Task objective »
Reproduce the listing below exactly. Pictures do not belong in the copy.

Input »
******
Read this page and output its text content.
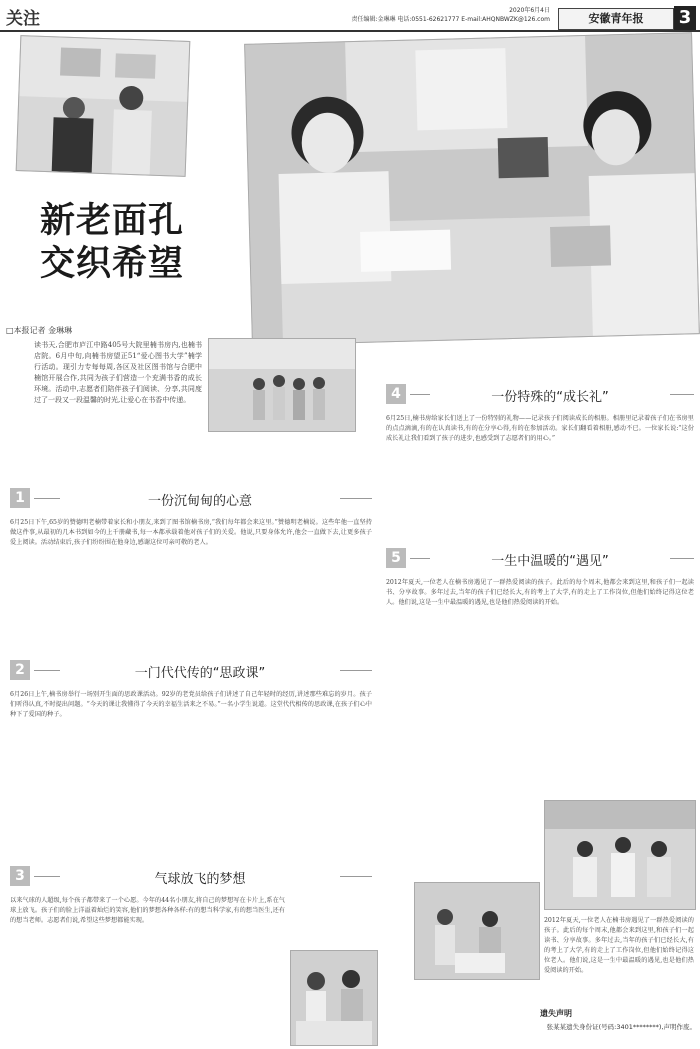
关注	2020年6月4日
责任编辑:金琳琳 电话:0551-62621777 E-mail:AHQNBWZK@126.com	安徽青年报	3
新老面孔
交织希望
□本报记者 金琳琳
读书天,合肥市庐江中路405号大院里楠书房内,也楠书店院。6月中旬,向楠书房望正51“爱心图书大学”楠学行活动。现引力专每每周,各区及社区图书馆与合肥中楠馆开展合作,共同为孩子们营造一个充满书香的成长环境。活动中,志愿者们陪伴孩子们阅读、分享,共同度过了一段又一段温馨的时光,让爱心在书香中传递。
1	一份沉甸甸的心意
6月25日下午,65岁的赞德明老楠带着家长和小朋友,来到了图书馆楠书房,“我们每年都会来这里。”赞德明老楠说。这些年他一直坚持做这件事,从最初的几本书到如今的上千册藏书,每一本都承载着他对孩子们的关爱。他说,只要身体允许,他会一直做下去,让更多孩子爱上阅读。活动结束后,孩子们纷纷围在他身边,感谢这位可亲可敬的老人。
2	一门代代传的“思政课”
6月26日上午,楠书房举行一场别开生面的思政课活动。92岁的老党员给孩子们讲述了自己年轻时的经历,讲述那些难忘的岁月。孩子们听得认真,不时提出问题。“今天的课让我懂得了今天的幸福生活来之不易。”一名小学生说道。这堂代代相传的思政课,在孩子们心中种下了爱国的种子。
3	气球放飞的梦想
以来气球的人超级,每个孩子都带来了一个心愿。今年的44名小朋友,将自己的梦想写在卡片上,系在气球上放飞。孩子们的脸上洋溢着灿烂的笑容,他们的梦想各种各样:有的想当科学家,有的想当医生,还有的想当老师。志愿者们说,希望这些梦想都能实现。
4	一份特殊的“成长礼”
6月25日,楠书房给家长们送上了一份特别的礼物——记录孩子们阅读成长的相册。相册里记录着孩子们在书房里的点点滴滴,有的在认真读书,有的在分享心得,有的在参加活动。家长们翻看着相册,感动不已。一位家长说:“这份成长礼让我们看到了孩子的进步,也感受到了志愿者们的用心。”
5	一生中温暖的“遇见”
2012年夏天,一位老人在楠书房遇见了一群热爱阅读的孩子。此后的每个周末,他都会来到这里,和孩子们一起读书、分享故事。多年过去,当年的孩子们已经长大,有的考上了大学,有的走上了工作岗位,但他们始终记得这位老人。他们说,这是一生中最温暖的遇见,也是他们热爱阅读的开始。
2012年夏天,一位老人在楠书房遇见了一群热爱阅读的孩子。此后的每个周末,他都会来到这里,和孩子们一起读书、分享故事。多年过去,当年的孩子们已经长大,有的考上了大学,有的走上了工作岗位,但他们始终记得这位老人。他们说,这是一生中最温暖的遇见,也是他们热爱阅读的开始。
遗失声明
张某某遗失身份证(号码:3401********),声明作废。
******
Right answer »
Read this page and output its text content.
关注	2020年6月4日
责任编辑:金琳琳 电话:0551-62621777 E-mail:AHQNBWZK@126.com	安徽青年报	3
新老面孔
交织希望
□本报记者 金琳琳
读书天,合肥市庐江中路405号大院里楠书房内,也楠书店院。6月中旬,向楠书房望正51“爱心图书大学”楠学行活动。现引力专每每周,各区及社区图书馆与合肥中楠馆开展合作,共同为孩子们营造一个充满书香的成长环境。活动中,志愿者们陪伴孩子们阅读、分享,共同度过了一段又一段温馨的时光,让爱心在书香中传递。
1	一份沉甸甸的心意
6月25日下午,65岁的赞德明老楠带着家长和小朋友,来到了图书馆楠书房,“我们每年都会来这里。”赞德明老楠说。这些年他一直坚持做这件事,从最初的几本书到如今的上千册藏书,每一本都承载着他对孩子们的关爱。他说,只要身体允许,他会一直做下去,让更多孩子爱上阅读。活动结束后,孩子们纷纷围在他身边,感谢这位可亲可敬的老人。
2	一门代代传的“思政课”
6月26日上午,楠书房举行一场别开生面的思政课活动。92岁的老党员给孩子们讲述了自己年轻时的经历,讲述那些难忘的岁月。孩子们听得认真,不时提出问题。“今天的课让我懂得了今天的幸福生活来之不易。”一名小学生说道。这堂代代相传的思政课,在孩子们心中种下了爱国的种子。
3	气球放飞的梦想
以来气球的人超级,每个孩子都带来了一个心愿。今年的44名小朋友,将自己的梦想写在卡片上,系在气球上放飞。孩子们的脸上洋溢着灿烂的笑容,他们的梦想各种各样:有的想当科学家,有的想当医生,还有的想当老师。志愿者们说,希望这些梦想都能实现。
4	一份特殊的“成长礼”
6月25日,楠书房给家长们送上了一份特别的礼物——记录孩子们阅读成长的相册。相册里记录着孩子们在书房里的点点滴滴,有的在认真读书,有的在分享心得,有的在参加活动。家长们翻看着相册,感动不已。一位家长说:“这份成长礼让我们看到了孩子的进步,也感受到了志愿者们的用心。”
5	一生中温暖的“遇见”
2012年夏天,一位老人在楠书房遇见了一群热爱阅读的孩子。此后的每个周末,他都会来到这里,和孩子们一起读书、分享故事。多年过去,当年的孩子们已经长大,有的考上了大学,有的走上了工作岗位,但他们始终记得这位老人。他们说,这是一生中最温暖的遇见,也是他们热爱阅读的开始。
2012年夏天,一位老人在楠书房遇见了一群热爱阅读的孩子。此后的每个周末,他都会来到这里,和孩子们一起读书、分享故事。多年过去,当年的孩子们已经长大,有的考上了大学,有的走上了工作岗位,但他们始终记得这位老人。他们说,这是一生中最温暖的遇见,也是他们热爱阅读的开始。
遗失声明
张某某遗失身份证(号码:3401********),声明作废。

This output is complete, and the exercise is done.